Data provided –

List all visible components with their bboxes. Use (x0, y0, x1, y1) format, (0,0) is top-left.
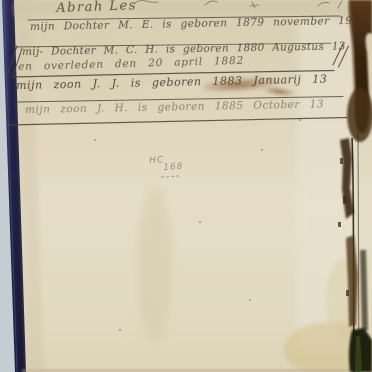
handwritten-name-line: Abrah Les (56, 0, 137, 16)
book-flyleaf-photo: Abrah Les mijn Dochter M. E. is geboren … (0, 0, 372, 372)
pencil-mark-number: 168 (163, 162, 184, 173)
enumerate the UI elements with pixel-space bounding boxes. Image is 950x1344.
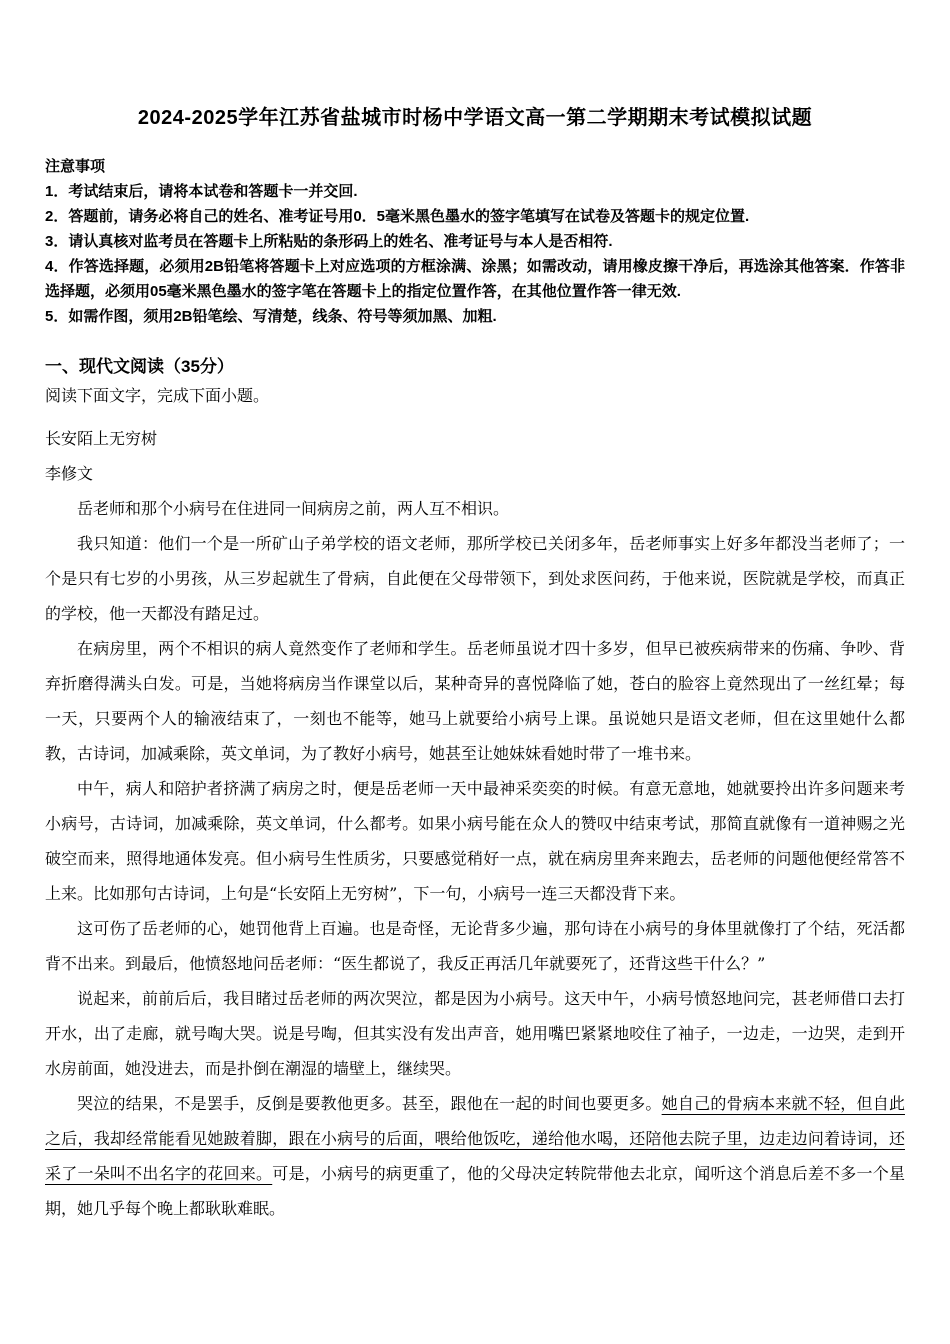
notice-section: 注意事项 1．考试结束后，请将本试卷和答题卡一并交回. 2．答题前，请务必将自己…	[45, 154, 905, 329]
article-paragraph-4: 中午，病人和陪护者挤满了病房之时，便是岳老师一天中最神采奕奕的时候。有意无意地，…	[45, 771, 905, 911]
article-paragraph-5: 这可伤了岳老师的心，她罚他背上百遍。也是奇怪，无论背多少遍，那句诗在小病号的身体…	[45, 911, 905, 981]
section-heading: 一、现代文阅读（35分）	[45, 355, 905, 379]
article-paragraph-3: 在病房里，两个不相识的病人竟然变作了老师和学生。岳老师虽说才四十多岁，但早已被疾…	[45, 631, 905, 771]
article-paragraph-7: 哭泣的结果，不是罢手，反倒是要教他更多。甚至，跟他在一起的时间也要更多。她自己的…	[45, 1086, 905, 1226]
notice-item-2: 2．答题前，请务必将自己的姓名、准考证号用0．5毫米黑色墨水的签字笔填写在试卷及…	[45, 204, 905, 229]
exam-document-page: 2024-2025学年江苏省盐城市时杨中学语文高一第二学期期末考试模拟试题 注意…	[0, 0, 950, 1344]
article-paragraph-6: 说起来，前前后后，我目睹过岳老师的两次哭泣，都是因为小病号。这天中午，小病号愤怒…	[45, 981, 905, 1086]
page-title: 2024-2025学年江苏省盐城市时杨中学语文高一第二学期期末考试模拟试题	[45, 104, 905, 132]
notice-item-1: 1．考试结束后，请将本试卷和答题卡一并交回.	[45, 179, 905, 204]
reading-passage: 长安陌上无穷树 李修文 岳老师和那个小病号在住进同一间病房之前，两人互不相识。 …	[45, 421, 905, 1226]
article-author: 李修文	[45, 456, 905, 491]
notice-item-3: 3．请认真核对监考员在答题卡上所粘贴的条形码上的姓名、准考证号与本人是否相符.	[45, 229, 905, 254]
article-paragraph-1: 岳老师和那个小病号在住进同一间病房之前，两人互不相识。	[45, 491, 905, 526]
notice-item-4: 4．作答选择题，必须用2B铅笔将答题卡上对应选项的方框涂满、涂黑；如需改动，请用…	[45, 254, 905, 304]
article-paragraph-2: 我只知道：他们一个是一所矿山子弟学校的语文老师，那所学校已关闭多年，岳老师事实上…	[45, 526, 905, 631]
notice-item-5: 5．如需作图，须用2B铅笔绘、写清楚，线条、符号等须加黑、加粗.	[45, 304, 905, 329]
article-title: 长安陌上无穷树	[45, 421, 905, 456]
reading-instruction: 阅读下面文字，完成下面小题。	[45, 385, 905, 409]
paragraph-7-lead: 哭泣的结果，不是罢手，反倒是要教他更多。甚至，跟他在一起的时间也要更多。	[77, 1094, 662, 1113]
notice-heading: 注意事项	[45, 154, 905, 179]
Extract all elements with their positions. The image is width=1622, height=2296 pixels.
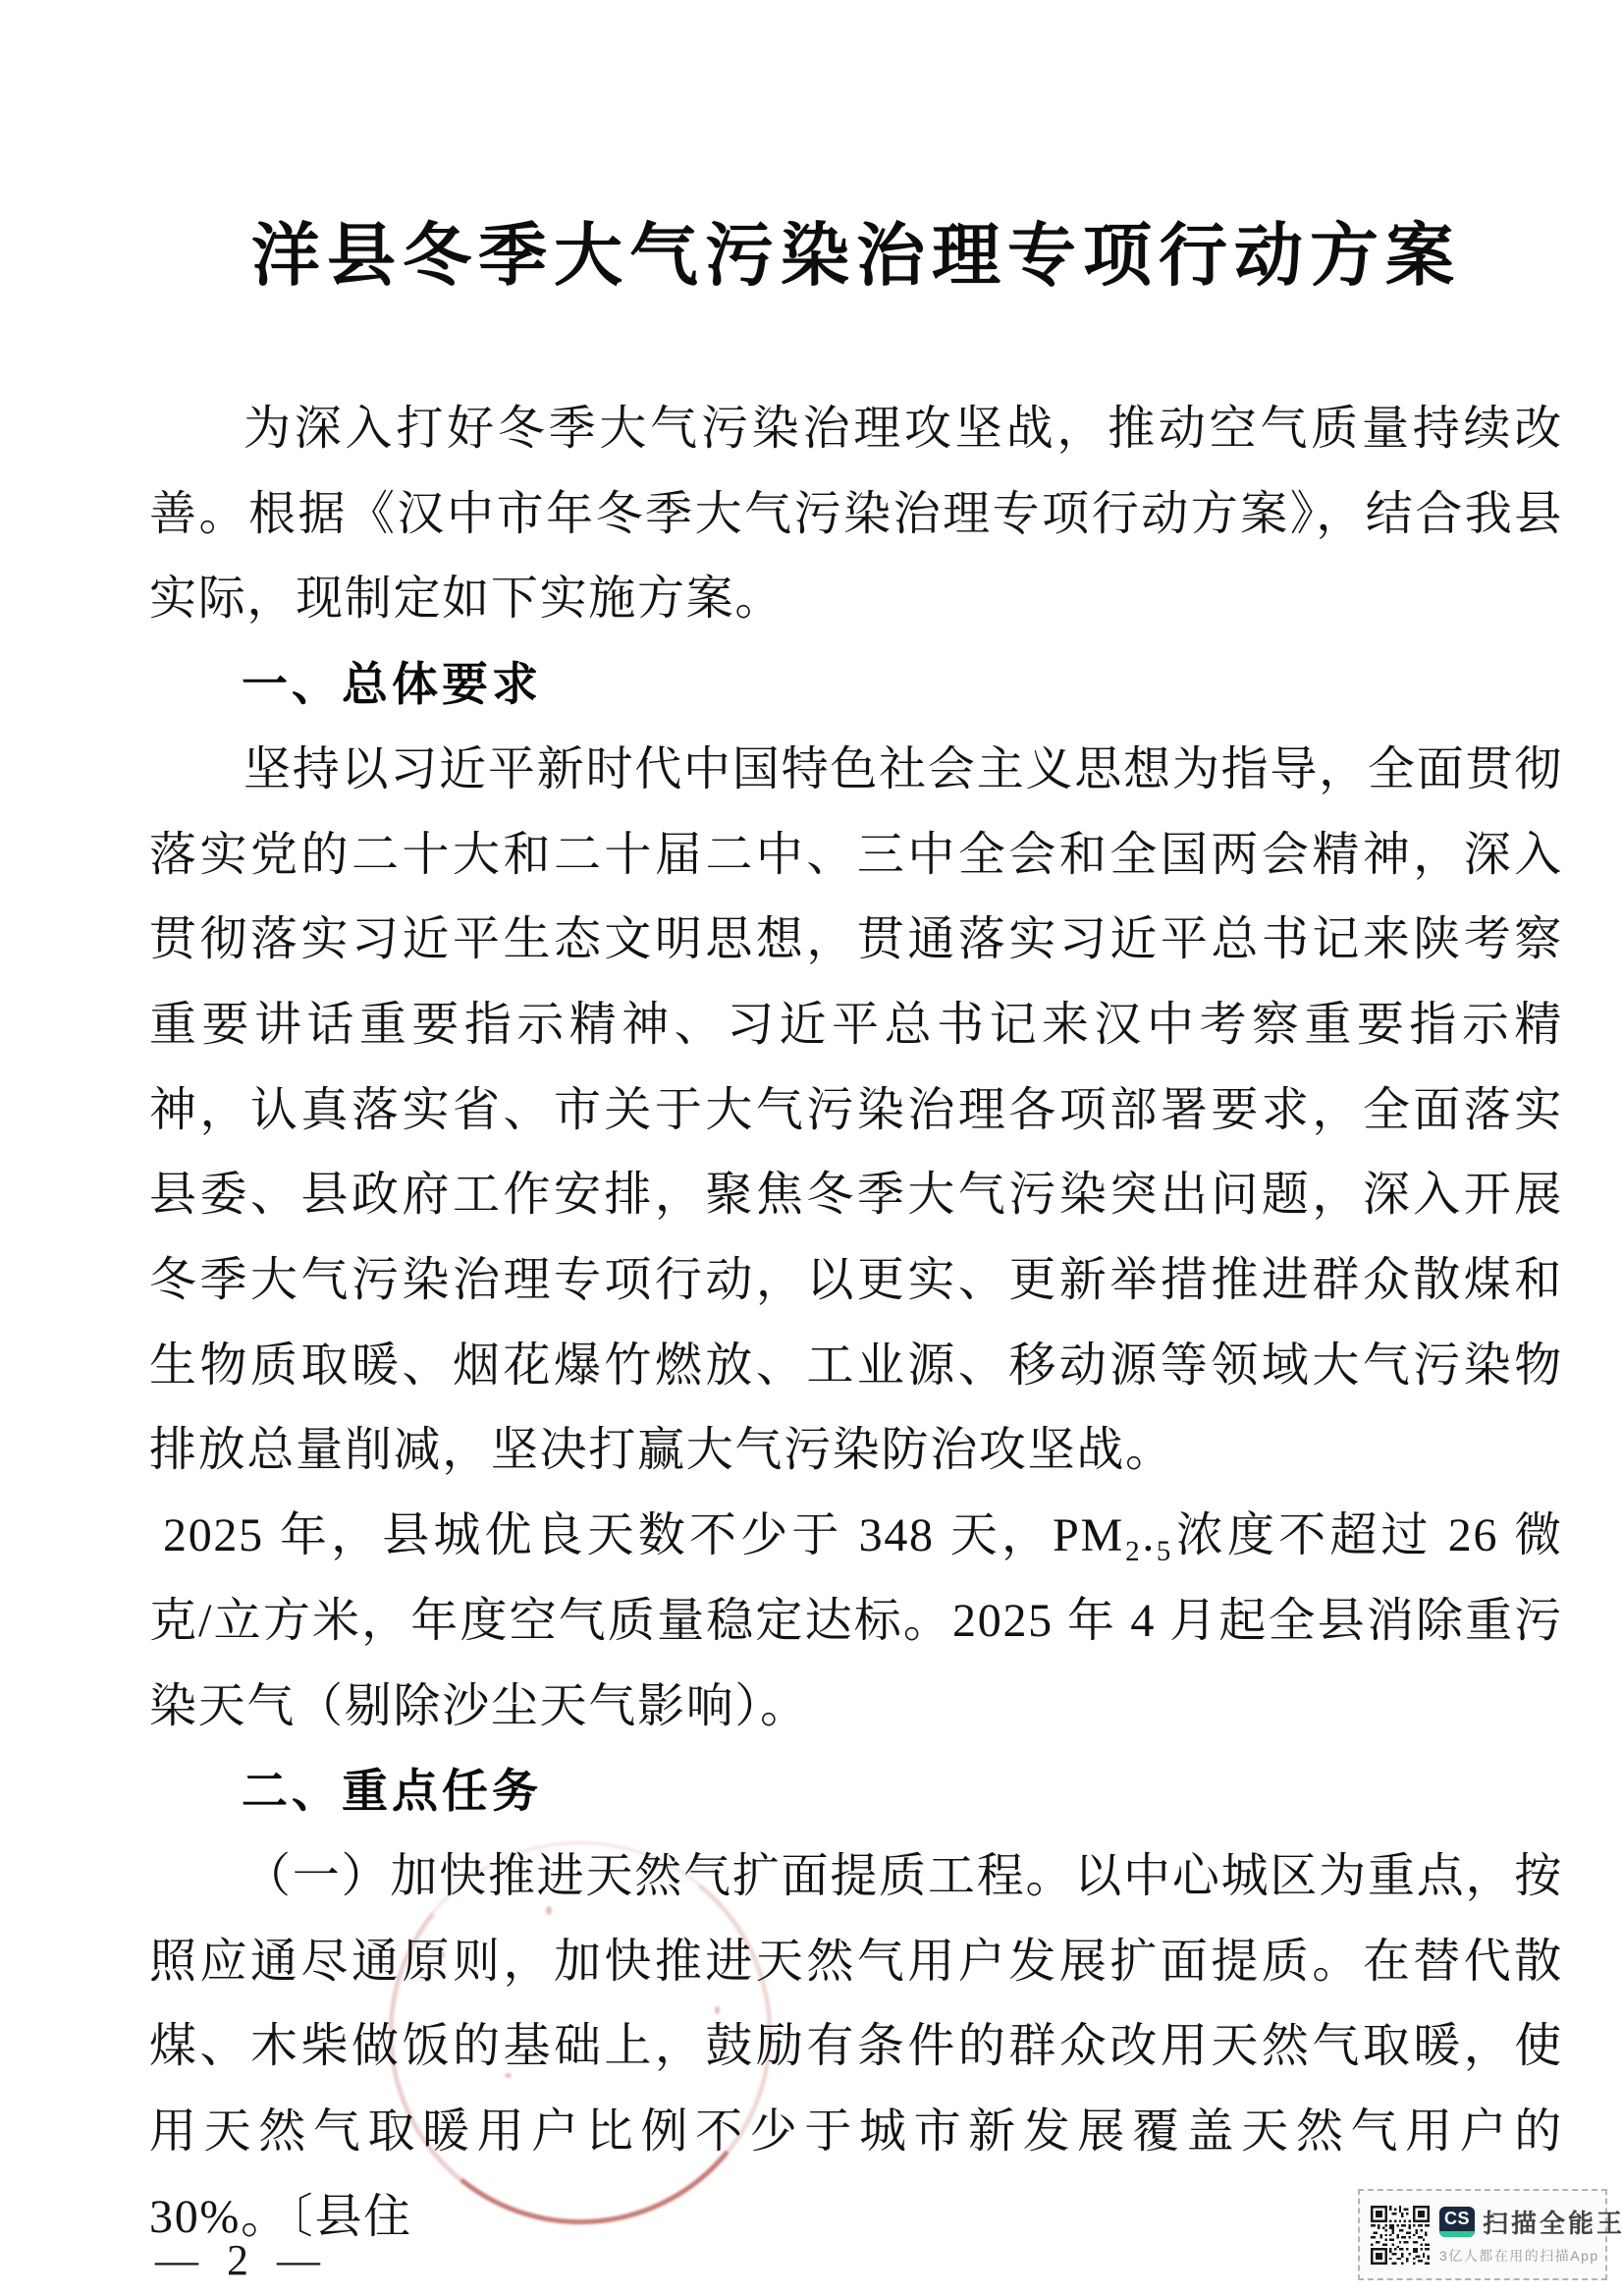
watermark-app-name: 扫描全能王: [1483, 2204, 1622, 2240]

Stated problem –
Copy all of the lines above verbatim, omitting the pictures.

Response to the task –
List all visible components with their bboxes. Use (x0, y0, x1, y1) format, (0,0) is top-left.
handwritten-name-line: Abrah Les (56, 0, 137, 16)
book-flyleaf-photo: Abrah Les mijn Dochter M. E. is geboren … (0, 0, 372, 372)
pencil-mark-number: 168 (163, 162, 184, 173)
enumerate the UI elements with pixel-space bounding boxes. Image is 950x1344.
notice-section: 注意事项 1．考试结束后，请将本试卷和答题卡一并交回. 2．答题前，请务必将自己…	[45, 154, 905, 329]
article-paragraph-4: 中午，病人和陪护者挤满了病房之时，便是岳老师一天中最神采奕奕的时候。有意无意地，…	[45, 771, 905, 911]
article-paragraph-5: 这可伤了岳老师的心，她罚他背上百遍。也是奇怪，无论背多少遍，那句诗在小病号的身体…	[45, 911, 905, 981]
section-heading: 一、现代文阅读（35分）	[45, 355, 905, 379]
article-paragraph-3: 在病房里，两个不相识的病人竟然变作了老师和学生。岳老师虽说才四十多岁，但早已被疾…	[45, 631, 905, 771]
article-paragraph-7: 哭泣的结果，不是罢手，反倒是要教他更多。甚至，跟他在一起的时间也要更多。她自己的…	[45, 1086, 905, 1226]
notice-item-2: 2．答题前，请务必将自己的姓名、准考证号用0．5毫米黑色墨水的签字笔填写在试卷及…	[45, 204, 905, 229]
exam-document-page: 2024-2025学年江苏省盐城市时杨中学语文高一第二学期期末考试模拟试题 注意…	[0, 0, 950, 1344]
article-paragraph-6: 说起来，前前后后，我目睹过岳老师的两次哭泣，都是因为小病号。这天中午，小病号愤怒…	[45, 981, 905, 1086]
page-title: 2024-2025学年江苏省盐城市时杨中学语文高一第二学期期末考试模拟试题	[45, 104, 905, 132]
notice-item-1: 1．考试结束后，请将本试卷和答题卡一并交回.	[45, 179, 905, 204]
reading-passage: 长安陌上无穷树 李修文 岳老师和那个小病号在住进同一间病房之前，两人互不相识。 …	[45, 421, 905, 1226]
article-author: 李修文	[45, 456, 905, 491]
notice-item-3: 3．请认真核对监考员在答题卡上所粘贴的条形码上的姓名、准考证号与本人是否相符.	[45, 229, 905, 254]
article-paragraph-1: 岳老师和那个小病号在住进同一间病房之前，两人互不相识。	[45, 491, 905, 526]
notice-item-4: 4．作答选择题，必须用2B铅笔将答题卡上对应选项的方框涂满、涂黑；如需改动，请用…	[45, 254, 905, 304]
article-paragraph-2: 我只知道：他们一个是一所矿山子弟学校的语文老师，那所学校已关闭多年，岳老师事实上…	[45, 526, 905, 631]
notice-item-5: 5．如需作图，须用2B铅笔绘、写清楚，线条、符号等须加黑、加粗.	[45, 304, 905, 329]
article-title: 长安陌上无穷树	[45, 421, 905, 456]
reading-instruction: 阅读下面文字，完成下面小题。	[45, 385, 905, 409]
paragraph-7-lead: 哭泣的结果，不是罢手，反倒是要教他更多。甚至，跟他在一起的时间也要更多。	[77, 1094, 662, 1113]
notice-heading: 注意事项	[45, 154, 905, 179]
Extract all elements with their positions. The image is width=1622, height=2296 pixels.
watermark-app-name: 扫描全能王: [1483, 2204, 1622, 2240]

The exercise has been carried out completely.